+++ Dataset records
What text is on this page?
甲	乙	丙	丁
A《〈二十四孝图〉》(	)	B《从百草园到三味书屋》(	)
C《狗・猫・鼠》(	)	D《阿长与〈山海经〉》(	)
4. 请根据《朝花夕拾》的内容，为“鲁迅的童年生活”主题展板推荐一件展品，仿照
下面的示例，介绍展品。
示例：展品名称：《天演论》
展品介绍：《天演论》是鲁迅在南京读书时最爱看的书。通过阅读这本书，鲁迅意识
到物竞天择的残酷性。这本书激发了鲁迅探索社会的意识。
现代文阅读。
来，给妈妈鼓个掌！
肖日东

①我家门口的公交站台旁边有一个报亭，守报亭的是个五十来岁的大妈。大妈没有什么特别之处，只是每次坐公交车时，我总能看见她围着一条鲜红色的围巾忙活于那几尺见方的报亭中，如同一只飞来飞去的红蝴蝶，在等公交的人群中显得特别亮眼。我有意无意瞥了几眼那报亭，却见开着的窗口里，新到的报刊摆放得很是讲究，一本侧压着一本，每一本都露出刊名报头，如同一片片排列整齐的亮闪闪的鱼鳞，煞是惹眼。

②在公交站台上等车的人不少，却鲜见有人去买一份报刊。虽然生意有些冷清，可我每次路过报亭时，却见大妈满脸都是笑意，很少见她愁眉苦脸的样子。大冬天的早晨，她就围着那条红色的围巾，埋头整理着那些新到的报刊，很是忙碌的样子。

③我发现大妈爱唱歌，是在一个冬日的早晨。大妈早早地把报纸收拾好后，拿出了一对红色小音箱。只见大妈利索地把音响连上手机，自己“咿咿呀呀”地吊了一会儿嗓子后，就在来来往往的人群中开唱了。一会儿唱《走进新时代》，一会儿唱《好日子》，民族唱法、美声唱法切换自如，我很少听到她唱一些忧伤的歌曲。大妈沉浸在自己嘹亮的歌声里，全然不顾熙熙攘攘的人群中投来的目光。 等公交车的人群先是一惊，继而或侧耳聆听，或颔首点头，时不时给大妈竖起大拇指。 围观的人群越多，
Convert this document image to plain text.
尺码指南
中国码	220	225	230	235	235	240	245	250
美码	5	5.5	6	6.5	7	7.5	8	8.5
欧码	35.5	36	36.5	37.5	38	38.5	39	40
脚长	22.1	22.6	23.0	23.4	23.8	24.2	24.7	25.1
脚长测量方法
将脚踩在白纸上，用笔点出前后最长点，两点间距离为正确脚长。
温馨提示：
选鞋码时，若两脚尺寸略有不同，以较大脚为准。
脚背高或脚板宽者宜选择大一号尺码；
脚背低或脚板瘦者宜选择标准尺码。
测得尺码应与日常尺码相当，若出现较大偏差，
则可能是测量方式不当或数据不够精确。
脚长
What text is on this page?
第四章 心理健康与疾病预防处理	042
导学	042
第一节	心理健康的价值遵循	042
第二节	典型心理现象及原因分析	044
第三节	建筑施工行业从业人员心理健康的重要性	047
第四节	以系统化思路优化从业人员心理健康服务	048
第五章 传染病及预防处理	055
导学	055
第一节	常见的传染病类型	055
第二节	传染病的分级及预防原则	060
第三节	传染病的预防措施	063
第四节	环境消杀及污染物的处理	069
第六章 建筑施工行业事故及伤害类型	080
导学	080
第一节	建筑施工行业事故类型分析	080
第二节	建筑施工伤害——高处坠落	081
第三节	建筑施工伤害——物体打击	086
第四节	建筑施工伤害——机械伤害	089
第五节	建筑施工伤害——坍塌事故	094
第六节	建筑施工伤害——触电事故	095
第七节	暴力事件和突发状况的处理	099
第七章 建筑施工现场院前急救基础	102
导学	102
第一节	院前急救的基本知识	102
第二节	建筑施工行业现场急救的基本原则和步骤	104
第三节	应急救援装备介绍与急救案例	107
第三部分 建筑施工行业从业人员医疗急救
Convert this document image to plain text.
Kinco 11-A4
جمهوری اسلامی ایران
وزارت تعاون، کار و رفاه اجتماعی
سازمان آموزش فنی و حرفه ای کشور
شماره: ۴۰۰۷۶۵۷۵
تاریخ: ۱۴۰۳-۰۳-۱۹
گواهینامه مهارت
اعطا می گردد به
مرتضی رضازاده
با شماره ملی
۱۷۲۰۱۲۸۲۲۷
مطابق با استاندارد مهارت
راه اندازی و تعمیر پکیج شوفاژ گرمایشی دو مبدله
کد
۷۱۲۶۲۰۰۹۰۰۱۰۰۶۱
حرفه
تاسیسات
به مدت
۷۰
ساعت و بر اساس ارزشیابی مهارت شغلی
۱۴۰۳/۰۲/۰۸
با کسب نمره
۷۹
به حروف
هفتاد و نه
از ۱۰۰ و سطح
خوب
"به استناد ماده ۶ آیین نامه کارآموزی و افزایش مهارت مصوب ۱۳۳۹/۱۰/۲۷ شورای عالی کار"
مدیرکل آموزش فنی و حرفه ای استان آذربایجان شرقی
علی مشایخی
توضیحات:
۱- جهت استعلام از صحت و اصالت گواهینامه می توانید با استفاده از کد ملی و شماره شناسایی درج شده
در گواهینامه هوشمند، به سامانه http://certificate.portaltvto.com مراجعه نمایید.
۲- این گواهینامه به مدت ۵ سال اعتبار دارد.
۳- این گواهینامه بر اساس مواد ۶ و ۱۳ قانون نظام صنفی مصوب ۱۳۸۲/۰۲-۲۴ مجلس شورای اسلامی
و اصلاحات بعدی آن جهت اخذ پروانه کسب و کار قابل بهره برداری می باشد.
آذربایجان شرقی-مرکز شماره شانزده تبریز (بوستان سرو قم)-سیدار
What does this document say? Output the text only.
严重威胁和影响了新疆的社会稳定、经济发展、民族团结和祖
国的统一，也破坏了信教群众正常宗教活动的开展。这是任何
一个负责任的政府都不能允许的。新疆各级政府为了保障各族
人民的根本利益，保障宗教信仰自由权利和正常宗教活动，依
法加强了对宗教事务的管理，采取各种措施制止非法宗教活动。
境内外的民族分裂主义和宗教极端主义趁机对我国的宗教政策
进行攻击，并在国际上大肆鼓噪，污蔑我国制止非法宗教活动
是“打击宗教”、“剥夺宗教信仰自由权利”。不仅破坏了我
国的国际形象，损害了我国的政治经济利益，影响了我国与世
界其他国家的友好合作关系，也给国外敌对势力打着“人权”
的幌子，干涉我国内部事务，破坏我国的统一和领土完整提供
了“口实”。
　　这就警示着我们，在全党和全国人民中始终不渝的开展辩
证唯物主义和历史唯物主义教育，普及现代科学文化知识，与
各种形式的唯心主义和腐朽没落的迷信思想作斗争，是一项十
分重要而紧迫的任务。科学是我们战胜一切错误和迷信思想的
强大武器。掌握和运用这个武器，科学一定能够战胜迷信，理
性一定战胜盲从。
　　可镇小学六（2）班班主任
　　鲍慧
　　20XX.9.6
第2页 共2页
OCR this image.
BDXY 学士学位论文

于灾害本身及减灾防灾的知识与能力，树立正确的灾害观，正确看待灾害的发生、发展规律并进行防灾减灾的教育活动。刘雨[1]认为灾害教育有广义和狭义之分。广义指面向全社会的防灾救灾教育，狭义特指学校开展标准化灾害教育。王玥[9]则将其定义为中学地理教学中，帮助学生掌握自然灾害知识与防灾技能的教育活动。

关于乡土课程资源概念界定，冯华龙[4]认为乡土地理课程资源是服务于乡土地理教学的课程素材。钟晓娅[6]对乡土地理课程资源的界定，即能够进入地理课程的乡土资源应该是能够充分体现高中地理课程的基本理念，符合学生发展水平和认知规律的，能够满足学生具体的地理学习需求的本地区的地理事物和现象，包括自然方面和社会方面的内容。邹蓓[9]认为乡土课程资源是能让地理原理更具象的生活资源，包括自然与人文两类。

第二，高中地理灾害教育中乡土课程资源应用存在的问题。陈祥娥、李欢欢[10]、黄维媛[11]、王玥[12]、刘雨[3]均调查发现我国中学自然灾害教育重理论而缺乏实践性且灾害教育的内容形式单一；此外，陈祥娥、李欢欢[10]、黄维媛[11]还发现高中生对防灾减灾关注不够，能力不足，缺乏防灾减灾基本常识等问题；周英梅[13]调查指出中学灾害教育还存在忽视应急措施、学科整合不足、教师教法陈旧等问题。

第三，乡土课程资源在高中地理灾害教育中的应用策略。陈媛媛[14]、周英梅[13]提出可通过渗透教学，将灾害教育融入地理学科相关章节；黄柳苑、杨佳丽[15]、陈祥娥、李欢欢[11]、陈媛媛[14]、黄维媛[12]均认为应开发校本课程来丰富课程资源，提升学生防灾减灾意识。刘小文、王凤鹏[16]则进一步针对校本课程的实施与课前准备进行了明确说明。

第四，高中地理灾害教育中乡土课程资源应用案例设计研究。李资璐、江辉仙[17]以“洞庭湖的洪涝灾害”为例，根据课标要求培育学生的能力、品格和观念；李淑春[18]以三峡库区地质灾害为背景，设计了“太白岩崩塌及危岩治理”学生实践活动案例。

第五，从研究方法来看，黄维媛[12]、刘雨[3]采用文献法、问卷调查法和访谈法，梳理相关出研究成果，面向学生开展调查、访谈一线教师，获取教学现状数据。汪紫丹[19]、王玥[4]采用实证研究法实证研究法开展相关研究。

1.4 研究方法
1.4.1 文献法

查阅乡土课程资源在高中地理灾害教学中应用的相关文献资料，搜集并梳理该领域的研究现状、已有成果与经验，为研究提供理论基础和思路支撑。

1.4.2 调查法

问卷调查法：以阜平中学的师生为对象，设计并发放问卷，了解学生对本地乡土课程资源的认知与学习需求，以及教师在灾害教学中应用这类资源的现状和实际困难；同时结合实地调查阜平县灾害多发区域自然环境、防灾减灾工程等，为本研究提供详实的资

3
++++++
**Given problem:**
Gather all lines from the listing above in which "مصوب" occurs.

**Answer to the problem:**
"به استناد ماده ۶ آیین نامه کارآموزی و افزایش مهارت مصوب ۱۳۳۹/۱۰/۲۷ شورای عالی کار"
۳- این گواهینامه بر اساس مواد ۶ و ۱۳ قانون نظام صنفی مصوب ۱۳۸۲/۰۲-۲۴ مجلس شورای اسلامی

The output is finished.